__What the task asks__:
Return the listing below word for word.
-- Start --
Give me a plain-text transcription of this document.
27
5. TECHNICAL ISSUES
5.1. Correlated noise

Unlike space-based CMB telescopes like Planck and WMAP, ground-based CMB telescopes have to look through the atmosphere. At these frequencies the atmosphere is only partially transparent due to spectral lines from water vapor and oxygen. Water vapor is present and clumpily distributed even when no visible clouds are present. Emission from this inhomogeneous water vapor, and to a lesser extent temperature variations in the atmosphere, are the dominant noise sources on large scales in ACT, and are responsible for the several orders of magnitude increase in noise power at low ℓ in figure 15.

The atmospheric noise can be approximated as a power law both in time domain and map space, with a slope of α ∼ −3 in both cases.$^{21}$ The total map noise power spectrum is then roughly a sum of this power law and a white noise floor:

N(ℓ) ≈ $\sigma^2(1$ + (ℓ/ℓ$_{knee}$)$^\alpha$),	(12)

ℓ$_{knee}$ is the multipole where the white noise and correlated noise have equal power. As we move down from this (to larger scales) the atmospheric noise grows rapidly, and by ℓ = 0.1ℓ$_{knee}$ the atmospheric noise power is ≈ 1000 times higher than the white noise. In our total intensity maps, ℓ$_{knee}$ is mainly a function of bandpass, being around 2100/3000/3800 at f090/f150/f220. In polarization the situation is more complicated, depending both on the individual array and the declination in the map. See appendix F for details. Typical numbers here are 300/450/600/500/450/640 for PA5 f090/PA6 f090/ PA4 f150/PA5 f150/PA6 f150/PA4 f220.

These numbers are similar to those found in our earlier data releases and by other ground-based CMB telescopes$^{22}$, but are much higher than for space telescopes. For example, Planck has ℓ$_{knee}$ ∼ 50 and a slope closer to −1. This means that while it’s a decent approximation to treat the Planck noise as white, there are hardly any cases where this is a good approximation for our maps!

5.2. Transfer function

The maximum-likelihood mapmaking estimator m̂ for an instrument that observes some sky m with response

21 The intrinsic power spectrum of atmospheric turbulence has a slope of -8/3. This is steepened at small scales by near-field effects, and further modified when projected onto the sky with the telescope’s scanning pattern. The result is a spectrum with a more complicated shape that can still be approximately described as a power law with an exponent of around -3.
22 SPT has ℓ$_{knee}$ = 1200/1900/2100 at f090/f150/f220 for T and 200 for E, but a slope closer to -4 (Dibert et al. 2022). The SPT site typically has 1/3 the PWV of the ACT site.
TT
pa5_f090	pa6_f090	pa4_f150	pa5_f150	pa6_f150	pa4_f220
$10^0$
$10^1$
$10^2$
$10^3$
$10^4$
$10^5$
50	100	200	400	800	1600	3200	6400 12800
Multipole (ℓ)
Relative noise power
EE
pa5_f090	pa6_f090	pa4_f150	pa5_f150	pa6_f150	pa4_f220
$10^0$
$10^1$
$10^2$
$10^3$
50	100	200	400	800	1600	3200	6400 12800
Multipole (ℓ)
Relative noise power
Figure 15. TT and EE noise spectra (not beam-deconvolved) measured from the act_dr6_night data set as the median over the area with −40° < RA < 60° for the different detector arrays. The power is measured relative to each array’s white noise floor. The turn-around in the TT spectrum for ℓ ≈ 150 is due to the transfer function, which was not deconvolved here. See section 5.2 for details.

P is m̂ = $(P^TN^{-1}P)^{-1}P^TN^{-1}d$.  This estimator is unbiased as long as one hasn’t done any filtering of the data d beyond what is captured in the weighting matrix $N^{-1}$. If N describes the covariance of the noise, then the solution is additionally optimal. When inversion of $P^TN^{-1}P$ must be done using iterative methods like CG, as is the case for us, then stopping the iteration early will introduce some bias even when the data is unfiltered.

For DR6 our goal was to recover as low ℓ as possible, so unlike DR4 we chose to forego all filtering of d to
-- End --
__Result of the task__:
Give me a plain-text transcription of this document.
27
5. TECHNICAL ISSUES
5.1. Correlated noise

Unlike space-based CMB telescopes like Planck and WMAP, ground-based CMB telescopes have to look through the atmosphere. At these frequencies the atmosphere is only partially transparent due to spectral lines from water vapor and oxygen. Water vapor is present and clumpily distributed even when no visible clouds are present. Emission from this inhomogeneous water vapor, and to a lesser extent temperature variations in the atmosphere, are the dominant noise sources on large scales in ACT, and are responsible for the several orders of magnitude increase in noise power at low ℓ in figure 15.

The atmospheric noise can be approximated as a power law both in time domain and map space, with a slope of α ∼ −3 in both cases.$^{21}$ The total map noise power spectrum is then roughly a sum of this power law and a white noise floor:

N(ℓ) ≈ $\sigma^2(1$ + (ℓ/ℓ$_{knee}$)$^\alpha$),	(12)

ℓ$_{knee}$ is the multipole where the white noise and correlated noise have equal power. As we move down from this (to larger scales) the atmospheric noise grows rapidly, and by ℓ = 0.1ℓ$_{knee}$ the atmospheric noise power is ≈ 1000 times higher than the white noise. In our total intensity maps, ℓ$_{knee}$ is mainly a function of bandpass, being around 2100/3000/3800 at f090/f150/f220. In polarization the situation is more complicated, depending both on the individual array and the declination in the map. See appendix F for details. Typical numbers here are 300/450/600/500/450/640 for PA5 f090/PA6 f090/ PA4 f150/PA5 f150/PA6 f150/PA4 f220.

These numbers are similar to those found in our earlier data releases and by other ground-based CMB telescopes$^{22}$, but are much higher than for space telescopes. For example, Planck has ℓ$_{knee}$ ∼ 50 and a slope closer to −1. This means that while it’s a decent approximation to treat the Planck noise as white, there are hardly any cases where this is a good approximation for our maps!

5.2. Transfer function

The maximum-likelihood mapmaking estimator m̂ for an instrument that observes some sky m with response

21 The intrinsic power spectrum of atmospheric turbulence has a slope of -8/3. This is steepened at small scales by near-field effects, and further modified when projected onto the sky with the telescope’s scanning pattern. The result is a spectrum with a more complicated shape that can still be approximately described as a power law with an exponent of around -3.
22 SPT has ℓ$_{knee}$ = 1200/1900/2100 at f090/f150/f220 for T and 200 for E, but a slope closer to -4 (Dibert et al. 2022). The SPT site typically has 1/3 the PWV of the ACT site.
TT
pa5_f090	pa6_f090	pa4_f150	pa5_f150	pa6_f150	pa4_f220
$10^0$
$10^1$
$10^2$
$10^3$
$10^4$
$10^5$
50	100	200	400	800	1600	3200	6400 12800
Multipole (ℓ)
Relative noise power
EE
pa5_f090	pa6_f090	pa4_f150	pa5_f150	pa6_f150	pa4_f220
$10^0$
$10^1$
$10^2$
$10^3$
50	100	200	400	800	1600	3200	6400 12800
Multipole (ℓ)
Relative noise power
Figure 15. TT and EE noise spectra (not beam-deconvolved) measured from the act_dr6_night data set as the median over the area with −40° < RA < 60° for the different detector arrays. The power is measured relative to each array’s white noise floor. The turn-around in the TT spectrum for ℓ ≈ 150 is due to the transfer function, which was not deconvolved here. See section 5.2 for details.

P is m̂ = $(P^TN^{-1}P)^{-1}P^TN^{-1}d$.  This estimator is unbiased as long as one hasn’t done any filtering of the data d beyond what is captured in the weighting matrix $N^{-1}$. If N describes the covariance of the noise, then the solution is additionally optimal. When inversion of $P^TN^{-1}P$ must be done using iterative methods like CG, as is the case for us, then stopping the iteration early will introduce some bias even when the data is unfiltered.

For DR6 our goal was to recover as low ℓ as possible, so unlike DR4 we chose to forego all filtering of d to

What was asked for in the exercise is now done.